*Problem:* Gather all lines from the material that contain the word "name".

*Task inputs:*
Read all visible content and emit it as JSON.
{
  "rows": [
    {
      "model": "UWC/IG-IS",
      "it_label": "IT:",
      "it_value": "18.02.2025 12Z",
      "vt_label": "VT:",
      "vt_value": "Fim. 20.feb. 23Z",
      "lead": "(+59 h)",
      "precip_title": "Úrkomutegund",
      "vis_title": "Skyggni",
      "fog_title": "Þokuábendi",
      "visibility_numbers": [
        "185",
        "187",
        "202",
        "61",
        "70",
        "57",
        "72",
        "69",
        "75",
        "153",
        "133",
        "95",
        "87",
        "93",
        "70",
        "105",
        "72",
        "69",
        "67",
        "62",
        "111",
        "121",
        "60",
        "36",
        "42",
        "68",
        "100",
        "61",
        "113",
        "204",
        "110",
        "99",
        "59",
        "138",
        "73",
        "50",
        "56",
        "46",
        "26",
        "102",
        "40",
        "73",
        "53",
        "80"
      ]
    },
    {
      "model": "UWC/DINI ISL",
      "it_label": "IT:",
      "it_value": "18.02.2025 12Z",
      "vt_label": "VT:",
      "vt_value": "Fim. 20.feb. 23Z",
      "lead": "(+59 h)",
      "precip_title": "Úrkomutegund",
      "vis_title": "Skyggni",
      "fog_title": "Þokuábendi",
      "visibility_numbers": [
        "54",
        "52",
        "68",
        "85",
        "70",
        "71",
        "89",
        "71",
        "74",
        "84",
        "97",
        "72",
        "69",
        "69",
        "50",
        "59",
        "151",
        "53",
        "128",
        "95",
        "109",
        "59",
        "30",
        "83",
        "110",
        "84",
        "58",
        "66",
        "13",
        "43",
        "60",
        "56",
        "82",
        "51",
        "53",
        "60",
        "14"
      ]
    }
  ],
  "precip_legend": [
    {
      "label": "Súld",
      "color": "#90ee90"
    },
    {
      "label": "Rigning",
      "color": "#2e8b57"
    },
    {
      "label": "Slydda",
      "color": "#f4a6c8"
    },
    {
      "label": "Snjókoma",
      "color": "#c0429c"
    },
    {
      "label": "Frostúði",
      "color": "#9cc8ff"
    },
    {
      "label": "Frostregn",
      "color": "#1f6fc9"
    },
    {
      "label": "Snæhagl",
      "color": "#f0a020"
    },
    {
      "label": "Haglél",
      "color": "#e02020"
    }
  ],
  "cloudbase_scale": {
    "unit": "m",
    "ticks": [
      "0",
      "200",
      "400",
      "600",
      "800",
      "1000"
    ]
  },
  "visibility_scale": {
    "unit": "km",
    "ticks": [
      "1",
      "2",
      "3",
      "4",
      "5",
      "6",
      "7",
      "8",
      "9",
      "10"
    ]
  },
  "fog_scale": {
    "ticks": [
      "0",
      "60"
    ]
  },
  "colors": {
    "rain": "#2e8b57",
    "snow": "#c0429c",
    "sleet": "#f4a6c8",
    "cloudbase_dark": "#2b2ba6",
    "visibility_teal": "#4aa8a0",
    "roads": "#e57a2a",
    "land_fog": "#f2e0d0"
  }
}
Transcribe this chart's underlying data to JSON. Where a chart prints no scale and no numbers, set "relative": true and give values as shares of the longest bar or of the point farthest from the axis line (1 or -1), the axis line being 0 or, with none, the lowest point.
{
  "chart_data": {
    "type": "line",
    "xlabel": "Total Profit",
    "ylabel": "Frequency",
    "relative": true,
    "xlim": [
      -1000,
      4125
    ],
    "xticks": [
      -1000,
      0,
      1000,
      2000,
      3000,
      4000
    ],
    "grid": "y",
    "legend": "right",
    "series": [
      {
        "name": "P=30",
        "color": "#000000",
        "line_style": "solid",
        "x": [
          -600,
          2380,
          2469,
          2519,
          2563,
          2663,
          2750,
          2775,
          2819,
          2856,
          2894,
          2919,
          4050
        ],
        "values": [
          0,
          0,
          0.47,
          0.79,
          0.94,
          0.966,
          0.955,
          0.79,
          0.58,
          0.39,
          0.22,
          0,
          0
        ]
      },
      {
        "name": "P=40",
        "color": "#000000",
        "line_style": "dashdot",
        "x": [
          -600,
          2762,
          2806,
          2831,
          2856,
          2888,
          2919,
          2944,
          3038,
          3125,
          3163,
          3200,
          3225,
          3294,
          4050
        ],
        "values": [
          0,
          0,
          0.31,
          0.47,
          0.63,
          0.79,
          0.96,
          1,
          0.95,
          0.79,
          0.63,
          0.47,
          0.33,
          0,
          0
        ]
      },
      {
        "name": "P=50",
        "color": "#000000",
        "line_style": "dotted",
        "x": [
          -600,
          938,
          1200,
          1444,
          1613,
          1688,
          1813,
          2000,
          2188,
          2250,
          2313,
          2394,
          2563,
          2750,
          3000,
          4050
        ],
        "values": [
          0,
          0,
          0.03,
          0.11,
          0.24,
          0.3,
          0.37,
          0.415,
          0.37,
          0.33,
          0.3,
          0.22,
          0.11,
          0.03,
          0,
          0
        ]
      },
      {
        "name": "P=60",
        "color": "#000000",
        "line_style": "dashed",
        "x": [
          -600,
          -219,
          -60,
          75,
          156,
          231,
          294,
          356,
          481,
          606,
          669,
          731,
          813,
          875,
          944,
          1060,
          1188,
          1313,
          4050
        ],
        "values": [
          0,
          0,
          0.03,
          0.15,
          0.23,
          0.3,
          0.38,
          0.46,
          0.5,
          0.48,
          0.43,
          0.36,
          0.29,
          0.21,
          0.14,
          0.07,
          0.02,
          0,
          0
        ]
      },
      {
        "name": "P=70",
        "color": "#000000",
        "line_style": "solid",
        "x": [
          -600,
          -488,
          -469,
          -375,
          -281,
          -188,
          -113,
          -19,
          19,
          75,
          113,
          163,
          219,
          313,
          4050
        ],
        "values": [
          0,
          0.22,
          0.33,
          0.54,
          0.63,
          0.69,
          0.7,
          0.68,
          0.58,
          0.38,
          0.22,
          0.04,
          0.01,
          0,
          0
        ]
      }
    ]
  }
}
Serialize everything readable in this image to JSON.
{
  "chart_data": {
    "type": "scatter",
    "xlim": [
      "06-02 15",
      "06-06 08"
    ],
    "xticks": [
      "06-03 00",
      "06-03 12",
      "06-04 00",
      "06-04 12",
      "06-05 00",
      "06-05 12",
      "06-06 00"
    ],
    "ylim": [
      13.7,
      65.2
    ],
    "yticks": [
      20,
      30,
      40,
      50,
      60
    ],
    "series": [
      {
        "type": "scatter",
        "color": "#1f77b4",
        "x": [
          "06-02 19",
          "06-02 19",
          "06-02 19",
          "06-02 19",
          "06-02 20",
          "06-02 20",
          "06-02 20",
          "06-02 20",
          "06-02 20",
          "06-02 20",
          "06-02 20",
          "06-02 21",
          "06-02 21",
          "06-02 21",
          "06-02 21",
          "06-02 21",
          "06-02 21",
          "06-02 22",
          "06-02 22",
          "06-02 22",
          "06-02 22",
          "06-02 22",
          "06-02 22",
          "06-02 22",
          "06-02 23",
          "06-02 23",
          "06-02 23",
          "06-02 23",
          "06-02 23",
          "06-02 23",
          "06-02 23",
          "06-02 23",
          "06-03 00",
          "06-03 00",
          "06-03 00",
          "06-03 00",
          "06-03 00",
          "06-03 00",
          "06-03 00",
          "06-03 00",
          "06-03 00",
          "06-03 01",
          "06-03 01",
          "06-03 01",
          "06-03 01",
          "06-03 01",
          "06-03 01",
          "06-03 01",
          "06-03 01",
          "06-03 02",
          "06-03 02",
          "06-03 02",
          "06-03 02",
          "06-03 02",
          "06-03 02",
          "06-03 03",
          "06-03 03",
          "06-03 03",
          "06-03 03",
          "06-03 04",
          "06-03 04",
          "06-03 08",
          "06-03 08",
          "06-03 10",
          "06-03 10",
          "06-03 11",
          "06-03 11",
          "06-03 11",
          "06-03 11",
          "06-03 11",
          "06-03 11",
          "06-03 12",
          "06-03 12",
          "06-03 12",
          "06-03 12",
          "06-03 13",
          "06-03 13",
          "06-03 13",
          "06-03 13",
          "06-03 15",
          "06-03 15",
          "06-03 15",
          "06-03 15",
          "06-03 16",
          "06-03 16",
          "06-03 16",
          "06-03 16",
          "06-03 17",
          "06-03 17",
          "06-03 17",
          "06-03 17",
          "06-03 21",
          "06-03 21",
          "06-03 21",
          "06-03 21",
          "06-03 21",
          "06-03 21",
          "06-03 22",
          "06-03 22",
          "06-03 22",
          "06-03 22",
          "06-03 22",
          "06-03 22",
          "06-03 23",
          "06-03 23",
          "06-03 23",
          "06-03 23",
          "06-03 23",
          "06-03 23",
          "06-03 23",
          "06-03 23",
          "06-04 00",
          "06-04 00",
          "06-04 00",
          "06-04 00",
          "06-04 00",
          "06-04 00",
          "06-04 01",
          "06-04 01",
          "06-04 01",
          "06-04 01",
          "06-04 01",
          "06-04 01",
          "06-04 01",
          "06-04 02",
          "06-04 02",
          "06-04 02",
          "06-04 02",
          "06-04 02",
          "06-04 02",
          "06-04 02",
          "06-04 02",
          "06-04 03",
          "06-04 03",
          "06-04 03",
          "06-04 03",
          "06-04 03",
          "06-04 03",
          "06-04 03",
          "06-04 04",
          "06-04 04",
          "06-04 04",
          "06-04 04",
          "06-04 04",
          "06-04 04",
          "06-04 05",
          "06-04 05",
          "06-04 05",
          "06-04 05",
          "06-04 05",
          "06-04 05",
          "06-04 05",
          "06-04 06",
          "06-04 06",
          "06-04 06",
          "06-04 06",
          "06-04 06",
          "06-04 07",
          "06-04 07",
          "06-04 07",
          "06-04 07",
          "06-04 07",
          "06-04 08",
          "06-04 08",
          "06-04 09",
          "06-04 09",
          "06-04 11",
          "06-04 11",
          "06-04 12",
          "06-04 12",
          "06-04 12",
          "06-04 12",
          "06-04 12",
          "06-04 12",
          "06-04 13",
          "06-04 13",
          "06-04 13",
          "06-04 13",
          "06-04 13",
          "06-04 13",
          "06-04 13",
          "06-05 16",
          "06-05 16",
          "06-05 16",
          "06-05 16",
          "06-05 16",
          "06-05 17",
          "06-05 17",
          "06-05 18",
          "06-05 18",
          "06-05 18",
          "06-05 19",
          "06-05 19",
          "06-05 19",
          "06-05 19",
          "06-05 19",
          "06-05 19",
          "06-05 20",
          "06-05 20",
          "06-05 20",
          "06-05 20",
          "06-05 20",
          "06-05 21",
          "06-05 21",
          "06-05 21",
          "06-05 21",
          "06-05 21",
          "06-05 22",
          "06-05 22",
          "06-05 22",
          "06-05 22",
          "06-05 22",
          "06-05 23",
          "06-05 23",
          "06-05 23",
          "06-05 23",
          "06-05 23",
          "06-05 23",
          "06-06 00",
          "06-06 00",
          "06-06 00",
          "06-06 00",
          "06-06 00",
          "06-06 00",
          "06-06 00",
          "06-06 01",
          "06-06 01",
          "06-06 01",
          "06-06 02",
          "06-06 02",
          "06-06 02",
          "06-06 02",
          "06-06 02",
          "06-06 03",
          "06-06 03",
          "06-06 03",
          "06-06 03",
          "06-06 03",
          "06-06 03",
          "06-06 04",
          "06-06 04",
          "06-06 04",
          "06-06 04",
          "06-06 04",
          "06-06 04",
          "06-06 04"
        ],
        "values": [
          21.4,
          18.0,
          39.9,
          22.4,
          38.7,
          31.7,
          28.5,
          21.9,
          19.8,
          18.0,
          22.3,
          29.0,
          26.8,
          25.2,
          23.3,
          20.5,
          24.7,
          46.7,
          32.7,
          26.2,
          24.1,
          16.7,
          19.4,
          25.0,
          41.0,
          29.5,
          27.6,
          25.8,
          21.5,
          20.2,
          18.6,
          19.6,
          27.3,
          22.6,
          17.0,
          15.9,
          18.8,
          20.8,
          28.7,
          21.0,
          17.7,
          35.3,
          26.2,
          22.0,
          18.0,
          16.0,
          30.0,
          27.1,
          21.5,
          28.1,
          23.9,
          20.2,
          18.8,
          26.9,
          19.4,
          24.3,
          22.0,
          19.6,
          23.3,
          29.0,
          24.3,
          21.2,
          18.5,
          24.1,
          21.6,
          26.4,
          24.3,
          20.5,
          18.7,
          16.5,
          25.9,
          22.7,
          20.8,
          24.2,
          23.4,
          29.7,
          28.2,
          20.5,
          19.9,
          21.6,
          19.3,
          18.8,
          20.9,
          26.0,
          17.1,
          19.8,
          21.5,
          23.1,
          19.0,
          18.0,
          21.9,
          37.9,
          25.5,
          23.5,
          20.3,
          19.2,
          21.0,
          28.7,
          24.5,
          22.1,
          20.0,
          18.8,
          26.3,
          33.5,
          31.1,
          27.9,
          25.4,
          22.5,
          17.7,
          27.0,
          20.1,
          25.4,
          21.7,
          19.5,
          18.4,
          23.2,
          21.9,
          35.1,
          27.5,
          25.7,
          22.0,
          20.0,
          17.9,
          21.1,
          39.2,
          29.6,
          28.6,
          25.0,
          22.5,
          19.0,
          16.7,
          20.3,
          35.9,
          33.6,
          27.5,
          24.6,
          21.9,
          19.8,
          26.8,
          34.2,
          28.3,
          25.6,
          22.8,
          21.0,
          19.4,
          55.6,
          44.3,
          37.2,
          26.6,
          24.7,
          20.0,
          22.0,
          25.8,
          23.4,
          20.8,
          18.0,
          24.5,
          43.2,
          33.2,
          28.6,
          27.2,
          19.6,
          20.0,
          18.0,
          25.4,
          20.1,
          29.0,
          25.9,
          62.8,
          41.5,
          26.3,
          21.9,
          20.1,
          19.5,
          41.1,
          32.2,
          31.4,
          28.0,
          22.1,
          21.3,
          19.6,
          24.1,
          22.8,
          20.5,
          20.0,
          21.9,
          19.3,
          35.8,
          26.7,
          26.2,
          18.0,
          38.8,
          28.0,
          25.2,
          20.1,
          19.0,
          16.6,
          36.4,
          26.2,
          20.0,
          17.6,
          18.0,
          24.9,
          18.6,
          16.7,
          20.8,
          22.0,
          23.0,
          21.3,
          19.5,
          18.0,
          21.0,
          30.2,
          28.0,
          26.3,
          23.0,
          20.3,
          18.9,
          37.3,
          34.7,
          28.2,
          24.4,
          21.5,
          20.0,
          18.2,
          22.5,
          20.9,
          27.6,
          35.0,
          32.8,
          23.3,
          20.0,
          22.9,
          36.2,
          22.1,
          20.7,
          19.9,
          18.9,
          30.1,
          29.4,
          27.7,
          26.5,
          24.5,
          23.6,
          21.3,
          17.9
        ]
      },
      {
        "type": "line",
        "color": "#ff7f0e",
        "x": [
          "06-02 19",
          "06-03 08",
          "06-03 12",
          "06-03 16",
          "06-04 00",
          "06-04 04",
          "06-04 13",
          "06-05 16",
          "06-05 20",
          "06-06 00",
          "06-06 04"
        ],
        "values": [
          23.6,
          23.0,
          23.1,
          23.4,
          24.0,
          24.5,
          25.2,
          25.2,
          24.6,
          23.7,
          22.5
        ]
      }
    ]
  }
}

*The output:*
        "name": "P=30",
        "name": "P=40",
        "name": "P=50",
        "name": "P=60",
        "name": "P=70",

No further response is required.